State how many lines of the records contain the string "激发学生的爱国热情和军人荣誉感", and give no other information.

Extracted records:
^^^^^^^^

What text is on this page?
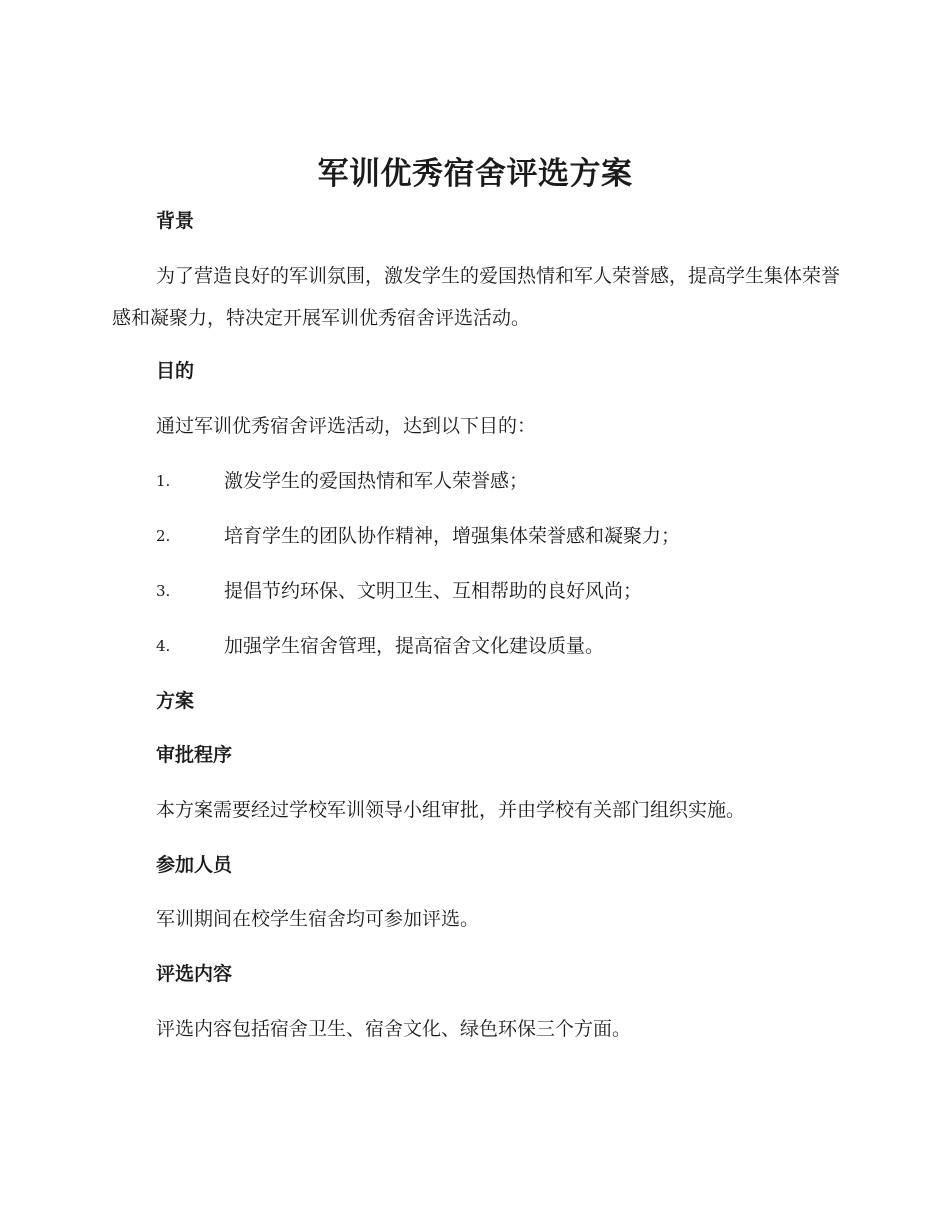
军训优秀宿舍评选方案
背景

为了营造良好的军训氛围，激发学生的爱国热情和军人荣誉感，提高学生集体荣誉感和凝聚力，特决定开展军训优秀宿舍评选活动。

目的

通过军训优秀宿舍评选活动，达到以下目的：

1.	激发学生的爱国热情和军人荣誉感；
2.	培育学生的团队协作精神，增强集体荣誉感和凝聚力；
3.	提倡节约环保、文明卫生、互相帮助的良好风尚；
4.	加强学生宿舍管理，提高宿舍文化建设质量。
方案
审批程序

本方案需要经过学校军训领导小组审批，并由学校有关部门组织实施。

参加人员

军训期间在校学生宿舍均可参加评选。

评选内容

评选内容包括宿舍卫生、宿舍文化、绿色环保三个方面。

^^^^^^^^

Result for this task | 2